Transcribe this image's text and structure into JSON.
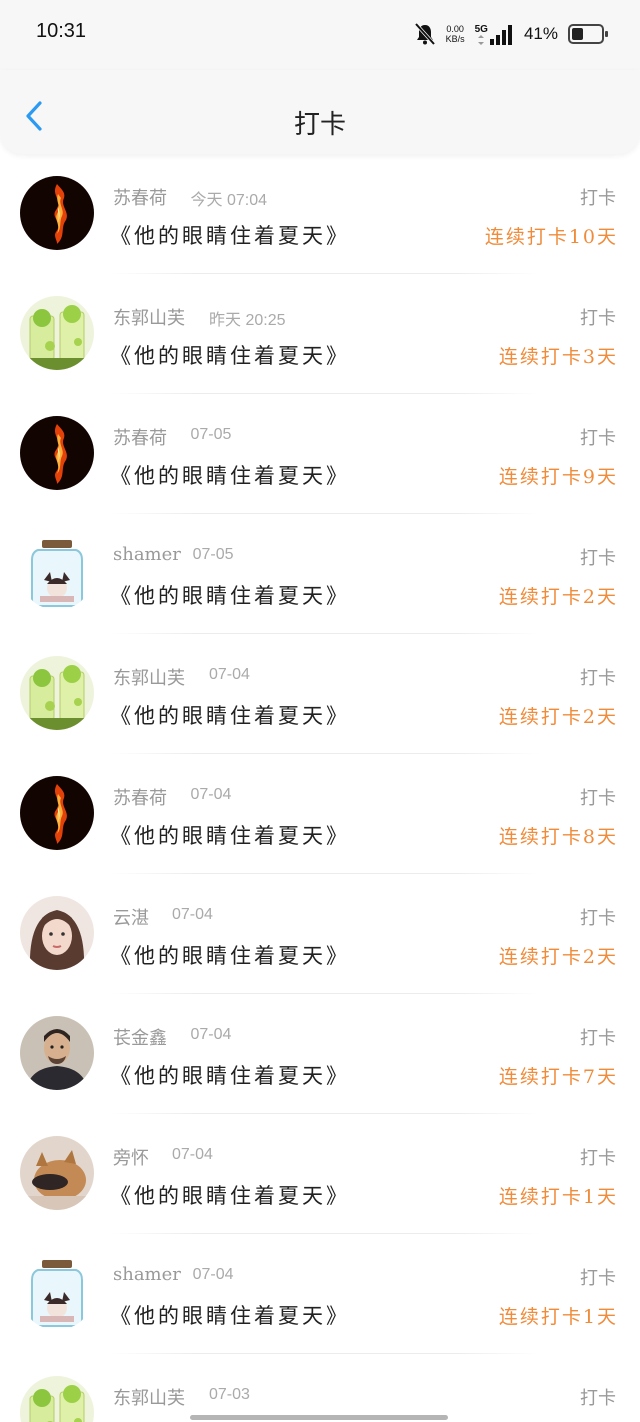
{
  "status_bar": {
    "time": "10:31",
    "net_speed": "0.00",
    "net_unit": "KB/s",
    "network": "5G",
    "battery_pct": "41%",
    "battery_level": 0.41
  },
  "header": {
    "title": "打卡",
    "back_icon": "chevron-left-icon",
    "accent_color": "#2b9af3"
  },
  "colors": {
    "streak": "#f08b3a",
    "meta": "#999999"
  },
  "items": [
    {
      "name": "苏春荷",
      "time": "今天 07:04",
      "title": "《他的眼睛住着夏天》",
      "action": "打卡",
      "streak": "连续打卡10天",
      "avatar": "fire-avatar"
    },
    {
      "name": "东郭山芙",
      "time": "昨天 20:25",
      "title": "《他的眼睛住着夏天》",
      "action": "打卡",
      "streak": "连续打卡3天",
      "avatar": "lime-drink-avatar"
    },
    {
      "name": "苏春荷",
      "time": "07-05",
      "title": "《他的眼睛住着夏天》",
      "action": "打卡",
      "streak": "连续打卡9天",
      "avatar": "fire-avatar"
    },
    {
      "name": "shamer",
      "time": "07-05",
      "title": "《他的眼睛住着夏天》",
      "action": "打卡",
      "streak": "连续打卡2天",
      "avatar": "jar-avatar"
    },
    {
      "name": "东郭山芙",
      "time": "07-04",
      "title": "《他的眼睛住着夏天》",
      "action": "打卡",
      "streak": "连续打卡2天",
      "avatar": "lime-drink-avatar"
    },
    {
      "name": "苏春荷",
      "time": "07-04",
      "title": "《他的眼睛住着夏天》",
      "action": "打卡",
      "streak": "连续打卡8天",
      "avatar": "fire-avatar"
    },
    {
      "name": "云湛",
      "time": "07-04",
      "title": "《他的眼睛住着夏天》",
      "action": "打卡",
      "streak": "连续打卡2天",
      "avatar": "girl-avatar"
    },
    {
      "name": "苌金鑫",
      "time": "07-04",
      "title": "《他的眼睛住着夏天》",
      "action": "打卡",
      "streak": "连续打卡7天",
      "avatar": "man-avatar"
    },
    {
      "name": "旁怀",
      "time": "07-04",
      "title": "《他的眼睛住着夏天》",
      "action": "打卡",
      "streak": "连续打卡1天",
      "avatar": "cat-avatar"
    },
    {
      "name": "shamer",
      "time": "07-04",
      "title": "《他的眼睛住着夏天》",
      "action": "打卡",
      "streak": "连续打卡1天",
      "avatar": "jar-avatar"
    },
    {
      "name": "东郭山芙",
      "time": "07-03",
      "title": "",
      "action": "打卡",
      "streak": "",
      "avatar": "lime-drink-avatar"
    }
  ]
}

========================================================================

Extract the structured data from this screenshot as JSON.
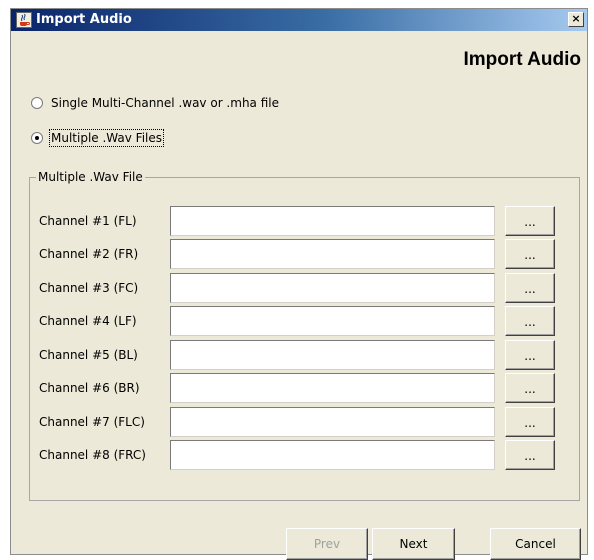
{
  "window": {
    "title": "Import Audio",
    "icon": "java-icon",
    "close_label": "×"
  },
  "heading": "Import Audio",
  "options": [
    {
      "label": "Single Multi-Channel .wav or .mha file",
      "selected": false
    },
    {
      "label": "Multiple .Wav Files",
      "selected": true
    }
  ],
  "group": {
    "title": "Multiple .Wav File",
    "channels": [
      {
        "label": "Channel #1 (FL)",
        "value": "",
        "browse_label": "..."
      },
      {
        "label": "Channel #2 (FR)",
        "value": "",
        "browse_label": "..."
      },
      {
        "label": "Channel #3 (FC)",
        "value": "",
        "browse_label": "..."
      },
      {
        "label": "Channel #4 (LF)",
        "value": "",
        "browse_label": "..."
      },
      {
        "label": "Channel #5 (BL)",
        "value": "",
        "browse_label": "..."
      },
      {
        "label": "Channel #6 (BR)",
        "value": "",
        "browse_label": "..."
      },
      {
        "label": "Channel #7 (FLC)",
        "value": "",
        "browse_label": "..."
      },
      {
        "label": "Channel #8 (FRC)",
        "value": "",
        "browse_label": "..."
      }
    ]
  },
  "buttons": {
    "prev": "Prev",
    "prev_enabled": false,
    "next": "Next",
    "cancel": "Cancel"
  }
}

========================================================================

▸ **TASK**
Keep only the lines that hold the string "Audio", and copy them out.

▸ **ANSWER FOR THIS EXERCISE**
    "title": "Import Audio",
  "heading": "Import Audio",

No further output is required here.